## begin

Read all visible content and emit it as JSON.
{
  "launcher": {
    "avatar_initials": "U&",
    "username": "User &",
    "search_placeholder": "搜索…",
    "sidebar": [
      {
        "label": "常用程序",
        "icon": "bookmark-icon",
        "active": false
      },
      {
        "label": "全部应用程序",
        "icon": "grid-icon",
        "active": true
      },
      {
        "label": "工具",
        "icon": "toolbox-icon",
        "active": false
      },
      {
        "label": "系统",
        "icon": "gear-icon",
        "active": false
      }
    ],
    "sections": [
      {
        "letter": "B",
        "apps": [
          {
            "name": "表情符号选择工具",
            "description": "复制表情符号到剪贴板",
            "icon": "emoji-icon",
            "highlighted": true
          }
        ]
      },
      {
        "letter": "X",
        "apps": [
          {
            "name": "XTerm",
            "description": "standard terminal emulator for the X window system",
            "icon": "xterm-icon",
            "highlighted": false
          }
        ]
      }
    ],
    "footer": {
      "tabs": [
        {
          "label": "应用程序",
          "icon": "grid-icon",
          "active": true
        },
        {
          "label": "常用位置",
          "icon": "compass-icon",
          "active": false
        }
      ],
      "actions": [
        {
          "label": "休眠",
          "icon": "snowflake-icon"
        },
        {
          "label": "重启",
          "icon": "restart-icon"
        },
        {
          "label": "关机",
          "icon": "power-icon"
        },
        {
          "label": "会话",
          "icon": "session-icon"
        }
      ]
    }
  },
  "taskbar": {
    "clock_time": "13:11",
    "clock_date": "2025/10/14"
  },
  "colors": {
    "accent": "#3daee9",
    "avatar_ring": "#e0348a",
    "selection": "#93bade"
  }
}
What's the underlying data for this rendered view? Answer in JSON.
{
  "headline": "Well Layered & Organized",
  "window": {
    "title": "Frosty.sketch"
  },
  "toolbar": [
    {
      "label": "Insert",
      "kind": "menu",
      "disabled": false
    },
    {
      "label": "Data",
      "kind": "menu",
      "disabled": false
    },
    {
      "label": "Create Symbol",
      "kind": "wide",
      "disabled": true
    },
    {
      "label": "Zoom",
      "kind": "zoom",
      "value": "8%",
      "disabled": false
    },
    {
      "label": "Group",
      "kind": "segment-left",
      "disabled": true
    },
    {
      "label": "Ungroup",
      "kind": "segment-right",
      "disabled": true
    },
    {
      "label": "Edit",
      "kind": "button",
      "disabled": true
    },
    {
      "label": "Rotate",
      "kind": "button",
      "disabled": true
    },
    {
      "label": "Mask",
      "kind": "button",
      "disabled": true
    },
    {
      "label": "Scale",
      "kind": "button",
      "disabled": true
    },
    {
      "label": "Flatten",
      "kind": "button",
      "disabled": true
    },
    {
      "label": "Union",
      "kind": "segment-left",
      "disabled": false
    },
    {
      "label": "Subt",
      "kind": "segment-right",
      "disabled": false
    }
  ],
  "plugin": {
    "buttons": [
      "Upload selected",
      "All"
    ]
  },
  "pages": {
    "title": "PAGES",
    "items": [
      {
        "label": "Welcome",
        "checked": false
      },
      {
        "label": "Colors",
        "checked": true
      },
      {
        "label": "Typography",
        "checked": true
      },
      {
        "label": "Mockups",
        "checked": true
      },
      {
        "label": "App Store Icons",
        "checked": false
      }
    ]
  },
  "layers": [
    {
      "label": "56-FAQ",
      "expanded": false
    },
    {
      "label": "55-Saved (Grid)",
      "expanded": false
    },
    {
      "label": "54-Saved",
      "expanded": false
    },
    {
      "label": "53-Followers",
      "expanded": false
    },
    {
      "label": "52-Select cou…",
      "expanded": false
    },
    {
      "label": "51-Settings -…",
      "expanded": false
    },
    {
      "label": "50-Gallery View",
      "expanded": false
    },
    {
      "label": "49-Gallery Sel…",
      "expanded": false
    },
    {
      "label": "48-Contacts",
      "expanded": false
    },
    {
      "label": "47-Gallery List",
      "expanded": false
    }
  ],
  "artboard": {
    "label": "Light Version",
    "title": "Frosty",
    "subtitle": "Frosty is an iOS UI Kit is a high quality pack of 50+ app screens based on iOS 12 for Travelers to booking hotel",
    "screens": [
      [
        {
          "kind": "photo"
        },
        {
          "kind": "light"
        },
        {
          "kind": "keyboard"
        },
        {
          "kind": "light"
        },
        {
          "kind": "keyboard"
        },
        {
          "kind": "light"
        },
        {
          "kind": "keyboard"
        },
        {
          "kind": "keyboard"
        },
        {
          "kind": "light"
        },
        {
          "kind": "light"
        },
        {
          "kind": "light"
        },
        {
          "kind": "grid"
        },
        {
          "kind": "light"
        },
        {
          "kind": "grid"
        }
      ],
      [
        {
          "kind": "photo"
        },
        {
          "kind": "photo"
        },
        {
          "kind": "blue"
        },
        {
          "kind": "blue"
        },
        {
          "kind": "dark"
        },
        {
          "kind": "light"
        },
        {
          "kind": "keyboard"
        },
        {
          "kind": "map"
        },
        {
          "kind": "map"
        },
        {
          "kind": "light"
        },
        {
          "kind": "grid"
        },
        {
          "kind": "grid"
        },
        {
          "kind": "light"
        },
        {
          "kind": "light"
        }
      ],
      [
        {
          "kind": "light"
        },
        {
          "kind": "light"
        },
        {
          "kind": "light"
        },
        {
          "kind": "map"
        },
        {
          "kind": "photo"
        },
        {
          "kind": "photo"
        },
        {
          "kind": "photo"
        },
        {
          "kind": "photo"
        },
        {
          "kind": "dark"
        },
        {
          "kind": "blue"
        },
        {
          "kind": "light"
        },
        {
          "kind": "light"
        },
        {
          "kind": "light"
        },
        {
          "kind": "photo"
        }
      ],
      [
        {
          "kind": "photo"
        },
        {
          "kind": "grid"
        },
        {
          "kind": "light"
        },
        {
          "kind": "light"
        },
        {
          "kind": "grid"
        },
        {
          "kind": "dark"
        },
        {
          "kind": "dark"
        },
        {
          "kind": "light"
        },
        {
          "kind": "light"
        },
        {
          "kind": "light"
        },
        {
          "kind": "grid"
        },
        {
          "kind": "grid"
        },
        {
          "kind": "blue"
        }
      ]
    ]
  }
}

## end

→ Instruction
Type out the material again exactly as presented.

→ Completed task
Read all visible content and emit it as JSON.
{
  "launcher": {
    "avatar_initials": "U&",
    "username": "User &",
    "search_placeholder": "搜索…",
    "sidebar": [
      {
        "label": "常用程序",
        "icon": "bookmark-icon",
        "active": false
      },
      {
        "label": "全部应用程序",
        "icon": "grid-icon",
        "active": true
      },
      {
        "label": "工具",
        "icon": "toolbox-icon",
        "active": false
      },
      {
        "label": "系统",
        "icon": "gear-icon",
        "active": false
      }
    ],
    "sections": [
      {
        "letter": "B",
        "apps": [
          {
            "name": "表情符号选择工具",
            "description": "复制表情符号到剪贴板",
            "icon": "emoji-icon",
            "highlighted": true
          }
        ]
      },
      {
        "letter": "X",
        "apps": [
          {
            "name": "XTerm",
            "description": "standard terminal emulator for the X window system",
            "icon": "xterm-icon",
            "highlighted": false
          }
        ]
      }
    ],
    "footer": {
      "tabs": [
        {
          "label": "应用程序",
          "icon": "grid-icon",
          "active": true
        },
        {
          "label": "常用位置",
          "icon": "compass-icon",
          "active": false
        }
      ],
      "actions": [
        {
          "label": "休眠",
          "icon": "snowflake-icon"
        },
        {
          "label": "重启",
          "icon": "restart-icon"
        },
        {
          "label": "关机",
          "icon": "power-icon"
        },
        {
          "label": "会话",
          "icon": "session-icon"
        }
      ]
    }
  },
  "taskbar": {
    "clock_time": "13:11",
    "clock_date": "2025/10/14"
  },
  "colors": {
    "accent": "#3daee9",
    "avatar_ring": "#e0348a",
    "selection": "#93bade"
  }
}
What's the underlying data for this rendered view? Answer in JSON.
{
  "headline": "Well Layered & Organized",
  "window": {
    "title": "Frosty.sketch"
  },
  "toolbar": [
    {
      "label": "Insert",
      "kind": "menu",
      "disabled": false
    },
    {
      "label": "Data",
      "kind": "menu",
      "disabled": false
    },
    {
      "label": "Create Symbol",
      "kind": "wide",
      "disabled": true
    },
    {
      "label": "Zoom",
      "kind": "zoom",
      "value": "8%",
      "disabled": false
    },
    {
      "label": "Group",
      "kind": "segment-left",
      "disabled": true
    },
    {
      "label": "Ungroup",
      "kind": "segment-right",
      "disabled": true
    },
    {
      "label": "Edit",
      "kind": "button",
      "disabled": true
    },
    {
      "label": "Rotate",
      "kind": "button",
      "disabled": true
    },
    {
      "label": "Mask",
      "kind": "button",
      "disabled": true
    },
    {
      "label": "Scale",
      "kind": "button",
      "disabled": true
    },
    {
      "label": "Flatten",
      "kind": "button",
      "disabled": true
    },
    {
      "label": "Union",
      "kind": "segment-left",
      "disabled": false
    },
    {
      "label": "Subt",
      "kind": "segment-right",
      "disabled": false
    }
  ],
  "plugin": {
    "buttons": [
      "Upload selected",
      "All"
    ]
  },
  "pages": {
    "title": "PAGES",
    "items": [
      {
        "label": "Welcome",
        "checked": false
      },
      {
        "label": "Colors",
        "checked": true
      },
      {
        "label": "Typography",
        "checked": true
      },
      {
        "label": "Mockups",
        "checked": true
      },
      {
        "label": "App Store Icons",
        "checked": false
      }
    ]
  },
  "layers": [
    {
      "label": "56-FAQ",
      "expanded": false
    },
    {
      "label": "55-Saved (Grid)",
      "expanded": false
    },
    {
      "label": "54-Saved",
      "expanded": false
    },
    {
      "label": "53-Followers",
      "expanded": false
    },
    {
      "label": "52-Select cou…",
      "expanded": false
    },
    {
      "label": "51-Settings -…",
      "expanded": false
    },
    {
      "label": "50-Gallery View",
      "expanded": false
    },
    {
      "label": "49-Gallery Sel…",
      "expanded": false
    },
    {
      "label": "48-Contacts",
      "expanded": false
    },
    {
      "label": "47-Gallery List",
      "expanded": false
    }
  ],
  "artboard": {
    "label": "Light Version",
    "title": "Frosty",
    "subtitle": "Frosty is an iOS UI Kit is a high quality pack of 50+ app screens based on iOS 12 for Travelers to booking hotel",
    "screens": [
      [
        {
          "kind": "photo"
        },
        {
          "kind": "light"
        },
        {
          "kind": "keyboard"
        },
        {
          "kind": "light"
        },
        {
          "kind": "keyboard"
        },
        {
          "kind": "light"
        },
        {
          "kind": "keyboard"
        },
        {
          "kind": "keyboard"
        },
        {
          "kind": "light"
        },
        {
          "kind": "light"
        },
        {
          "kind": "light"
        },
        {
          "kind": "grid"
        },
        {
          "kind": "light"
        },
        {
          "kind": "grid"
        }
      ],
      [
        {
          "kind": "photo"
        },
        {
          "kind": "photo"
        },
        {
          "kind": "blue"
        },
        {
          "kind": "blue"
        },
        {
          "kind": "dark"
        },
        {
          "kind": "light"
        },
        {
          "kind": "keyboard"
        },
        {
          "kind": "map"
        },
        {
          "kind": "map"
        },
        {
          "kind": "light"
        },
        {
          "kind": "grid"
        },
        {
          "kind": "grid"
        },
        {
          "kind": "light"
        },
        {
          "kind": "light"
        }
      ],
      [
        {
          "kind": "light"
        },
        {
          "kind": "light"
        },
        {
          "kind": "light"
        },
        {
          "kind": "map"
        },
        {
          "kind": "photo"
        },
        {
          "kind": "photo"
        },
        {
          "kind": "photo"
        },
        {
          "kind": "photo"
        },
        {
          "kind": "dark"
        },
        {
          "kind": "blue"
        },
        {
          "kind": "light"
        },
        {
          "kind": "light"
        },
        {
          "kind": "light"
        },
        {
          "kind": "photo"
        }
      ],
      [
        {
          "kind": "photo"
        },
        {
          "kind": "grid"
        },
        {
          "kind": "light"
        },
        {
          "kind": "light"
        },
        {
          "kind": "grid"
        },
        {
          "kind": "dark"
        },
        {
          "kind": "dark"
        },
        {
          "kind": "light"
        },
        {
          "kind": "light"
        },
        {
          "kind": "light"
        },
        {
          "kind": "grid"
        },
        {
          "kind": "grid"
        },
        {
          "kind": "blue"
        }
      ]
    ]
  }
}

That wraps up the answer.